## BEGIN Materials provided
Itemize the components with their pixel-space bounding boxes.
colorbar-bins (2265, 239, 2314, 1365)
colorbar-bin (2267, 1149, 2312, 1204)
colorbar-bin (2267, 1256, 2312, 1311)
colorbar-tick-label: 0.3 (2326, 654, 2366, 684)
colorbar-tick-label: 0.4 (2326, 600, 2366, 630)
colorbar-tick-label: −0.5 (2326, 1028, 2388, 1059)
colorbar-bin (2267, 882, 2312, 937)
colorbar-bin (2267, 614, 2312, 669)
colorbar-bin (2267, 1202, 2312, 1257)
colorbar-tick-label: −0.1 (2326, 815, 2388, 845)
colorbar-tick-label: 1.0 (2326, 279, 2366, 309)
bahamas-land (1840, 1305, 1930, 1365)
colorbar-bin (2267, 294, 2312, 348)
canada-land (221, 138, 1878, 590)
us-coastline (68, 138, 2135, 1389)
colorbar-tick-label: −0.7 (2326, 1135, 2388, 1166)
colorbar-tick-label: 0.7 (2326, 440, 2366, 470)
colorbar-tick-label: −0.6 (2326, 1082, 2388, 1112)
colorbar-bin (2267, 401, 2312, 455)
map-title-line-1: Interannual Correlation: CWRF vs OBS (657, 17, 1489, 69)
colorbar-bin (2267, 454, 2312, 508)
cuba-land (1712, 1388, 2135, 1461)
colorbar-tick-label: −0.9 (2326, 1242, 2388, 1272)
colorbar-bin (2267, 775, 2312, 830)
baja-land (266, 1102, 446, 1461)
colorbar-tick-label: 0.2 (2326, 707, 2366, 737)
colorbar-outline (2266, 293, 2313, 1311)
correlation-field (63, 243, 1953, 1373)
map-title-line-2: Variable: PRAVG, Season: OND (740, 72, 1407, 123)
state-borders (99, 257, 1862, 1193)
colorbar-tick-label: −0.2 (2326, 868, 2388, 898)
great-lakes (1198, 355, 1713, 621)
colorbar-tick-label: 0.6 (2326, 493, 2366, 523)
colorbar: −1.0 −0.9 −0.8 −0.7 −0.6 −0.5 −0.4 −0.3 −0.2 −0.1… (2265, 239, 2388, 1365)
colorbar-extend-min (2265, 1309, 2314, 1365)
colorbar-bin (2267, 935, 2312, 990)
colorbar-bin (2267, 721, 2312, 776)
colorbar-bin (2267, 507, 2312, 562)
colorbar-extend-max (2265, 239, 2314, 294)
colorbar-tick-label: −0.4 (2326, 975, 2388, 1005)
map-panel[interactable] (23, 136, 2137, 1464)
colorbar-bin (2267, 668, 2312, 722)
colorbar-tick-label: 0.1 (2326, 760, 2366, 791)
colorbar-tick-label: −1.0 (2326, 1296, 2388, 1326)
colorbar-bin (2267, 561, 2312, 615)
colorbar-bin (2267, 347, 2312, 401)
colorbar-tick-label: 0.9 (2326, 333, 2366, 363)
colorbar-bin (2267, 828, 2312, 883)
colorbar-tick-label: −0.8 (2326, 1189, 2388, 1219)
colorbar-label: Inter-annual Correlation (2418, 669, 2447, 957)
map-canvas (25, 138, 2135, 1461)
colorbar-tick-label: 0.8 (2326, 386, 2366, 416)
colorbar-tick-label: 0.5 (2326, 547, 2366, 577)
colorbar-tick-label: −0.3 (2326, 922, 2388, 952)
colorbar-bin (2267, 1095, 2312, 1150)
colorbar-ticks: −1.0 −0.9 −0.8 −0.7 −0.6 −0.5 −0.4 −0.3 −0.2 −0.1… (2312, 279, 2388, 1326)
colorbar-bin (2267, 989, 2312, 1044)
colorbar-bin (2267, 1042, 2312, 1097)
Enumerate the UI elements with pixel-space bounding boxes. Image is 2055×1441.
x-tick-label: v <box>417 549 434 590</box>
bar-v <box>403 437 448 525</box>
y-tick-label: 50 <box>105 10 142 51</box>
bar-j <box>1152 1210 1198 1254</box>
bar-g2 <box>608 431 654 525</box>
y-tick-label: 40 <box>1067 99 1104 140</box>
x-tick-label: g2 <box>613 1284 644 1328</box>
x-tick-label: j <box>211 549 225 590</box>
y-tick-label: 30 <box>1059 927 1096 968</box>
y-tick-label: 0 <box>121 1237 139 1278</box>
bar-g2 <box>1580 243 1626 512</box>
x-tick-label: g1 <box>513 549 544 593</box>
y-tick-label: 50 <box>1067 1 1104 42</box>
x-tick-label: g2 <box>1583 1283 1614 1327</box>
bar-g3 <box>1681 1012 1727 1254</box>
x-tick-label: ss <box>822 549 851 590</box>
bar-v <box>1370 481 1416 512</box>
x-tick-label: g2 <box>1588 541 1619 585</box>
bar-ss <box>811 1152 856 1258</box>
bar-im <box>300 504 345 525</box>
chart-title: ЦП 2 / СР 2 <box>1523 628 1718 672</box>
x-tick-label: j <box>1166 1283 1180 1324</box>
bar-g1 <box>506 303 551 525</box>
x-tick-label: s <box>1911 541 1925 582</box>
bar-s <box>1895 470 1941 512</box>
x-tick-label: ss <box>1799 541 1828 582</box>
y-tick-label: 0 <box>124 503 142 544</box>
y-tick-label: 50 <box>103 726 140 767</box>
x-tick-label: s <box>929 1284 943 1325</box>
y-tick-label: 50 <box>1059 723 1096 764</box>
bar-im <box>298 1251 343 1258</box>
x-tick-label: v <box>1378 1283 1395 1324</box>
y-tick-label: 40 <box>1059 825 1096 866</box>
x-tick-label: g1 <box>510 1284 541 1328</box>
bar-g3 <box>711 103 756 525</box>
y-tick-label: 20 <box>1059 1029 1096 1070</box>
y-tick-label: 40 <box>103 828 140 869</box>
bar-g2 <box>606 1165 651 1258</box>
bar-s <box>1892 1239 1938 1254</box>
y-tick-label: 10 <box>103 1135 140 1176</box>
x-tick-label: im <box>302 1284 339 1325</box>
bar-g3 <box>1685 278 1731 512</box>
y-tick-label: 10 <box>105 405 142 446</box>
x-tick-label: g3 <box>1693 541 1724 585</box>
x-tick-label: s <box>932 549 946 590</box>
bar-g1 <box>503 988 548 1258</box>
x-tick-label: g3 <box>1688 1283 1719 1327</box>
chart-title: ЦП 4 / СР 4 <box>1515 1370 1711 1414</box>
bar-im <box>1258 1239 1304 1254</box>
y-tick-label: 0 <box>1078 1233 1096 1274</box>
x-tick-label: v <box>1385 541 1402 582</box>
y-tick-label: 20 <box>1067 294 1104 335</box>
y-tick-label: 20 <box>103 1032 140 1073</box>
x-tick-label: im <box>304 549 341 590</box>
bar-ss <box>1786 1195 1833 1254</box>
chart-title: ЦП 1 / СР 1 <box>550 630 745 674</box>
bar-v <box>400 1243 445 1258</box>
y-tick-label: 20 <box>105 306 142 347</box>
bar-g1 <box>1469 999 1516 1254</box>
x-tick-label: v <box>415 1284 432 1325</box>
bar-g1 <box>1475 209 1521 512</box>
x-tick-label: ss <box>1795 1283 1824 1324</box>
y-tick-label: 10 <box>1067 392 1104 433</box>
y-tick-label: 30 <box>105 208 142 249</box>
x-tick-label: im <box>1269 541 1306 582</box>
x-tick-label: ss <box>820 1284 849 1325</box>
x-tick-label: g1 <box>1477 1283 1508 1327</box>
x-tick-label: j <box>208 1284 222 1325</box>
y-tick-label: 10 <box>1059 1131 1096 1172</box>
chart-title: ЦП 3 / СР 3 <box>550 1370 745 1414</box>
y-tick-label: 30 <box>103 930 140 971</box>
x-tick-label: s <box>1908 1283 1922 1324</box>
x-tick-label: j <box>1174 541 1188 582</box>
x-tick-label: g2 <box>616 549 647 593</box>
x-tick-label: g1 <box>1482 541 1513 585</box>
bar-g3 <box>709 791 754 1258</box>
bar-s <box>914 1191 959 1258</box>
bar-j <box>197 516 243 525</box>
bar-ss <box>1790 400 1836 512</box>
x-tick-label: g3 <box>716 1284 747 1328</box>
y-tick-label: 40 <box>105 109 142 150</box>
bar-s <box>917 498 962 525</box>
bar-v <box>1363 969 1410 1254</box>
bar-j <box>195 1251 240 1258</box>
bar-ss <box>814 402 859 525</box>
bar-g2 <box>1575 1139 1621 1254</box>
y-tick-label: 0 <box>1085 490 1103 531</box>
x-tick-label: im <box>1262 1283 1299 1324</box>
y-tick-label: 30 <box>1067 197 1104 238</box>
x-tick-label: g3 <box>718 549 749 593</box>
## END Materials provided
[What you have to do] Can you rewrite the entries above as a numbered list, from the first line through the line containing "colorbar-extend-min (2265, 1309, 2314, 1365)", inclusive, leaving out any blank lines?

[Output for this exercise]
1. Itemize the components with their pixel-space bounding boxes.
2. colorbar-bins (2265, 239, 2314, 1365)
3. colorbar-bin (2267, 1149, 2312, 1204)
4. colorbar-bin (2267, 1256, 2312, 1311)
5. colorbar-tick-label: 0.3 (2326, 654, 2366, 684)
6. colorbar-tick-label: 0.4 (2326, 600, 2366, 630)
7. colorbar-tick-label: −0.5 (2326, 1028, 2388, 1059)
8. colorbar-bin (2267, 882, 2312, 937)
9. colorbar-bin (2267, 614, 2312, 669)
10. colorbar-bin (2267, 1202, 2312, 1257)
11. colorbar-tick-label: −0.1 (2326, 815, 2388, 845)
12. colorbar-tick-label: 1.0 (2326, 279, 2366, 309)
13. bahamas-land (1840, 1305, 1930, 1365)
14. colorbar-bin (2267, 294, 2312, 348)
15. canada-land (221, 138, 1878, 590)
16. us-coastline (68, 138, 2135, 1389)
17. colorbar-tick-label: −0.7 (2326, 1135, 2388, 1166)
18. colorbar-tick-label: 0.7 (2326, 440, 2366, 470)
19. colorbar-tick-label: −0.6 (2326, 1082, 2388, 1112)
20. colorbar-bin (2267, 401, 2312, 455)
21. map-title-line-1: Interannual Correlation: CWRF vs OBS (657, 17, 1489, 69)
22. colorbar-bin (2267, 454, 2312, 508)
23. cuba-land (1712, 1388, 2135, 1461)
24. colorbar-tick-label: −0.9 (2326, 1242, 2388, 1272)
25. colorbar-bin (2267, 775, 2312, 830)
26. baja-land (266, 1102, 446, 1461)
27. colorbar-tick-label: 0.2 (2326, 707, 2366, 737)
28. colorbar-outline (2266, 293, 2313, 1311)
29. correlation-field (63, 243, 1953, 1373)
30. map-title-line-2: Variable: PRAVG, Season: OND (740, 72, 1407, 123)
31. state-borders (99, 257, 1862, 1193)
32. colorbar-tick-label: −0.2 (2326, 868, 2388, 898)
33. great-lakes (1198, 355, 1713, 621)
34. colorbar-tick-label: 0.6 (2326, 493, 2366, 523)
35. colorbar: −1.0 −0.9 −0.8 −0.7 −0.6 −0.5 −0.4 −0.3 −0.2 −0.1… (2265, 239, 2388, 1365)
36. colorbar-extend-min (2265, 1309, 2314, 1365)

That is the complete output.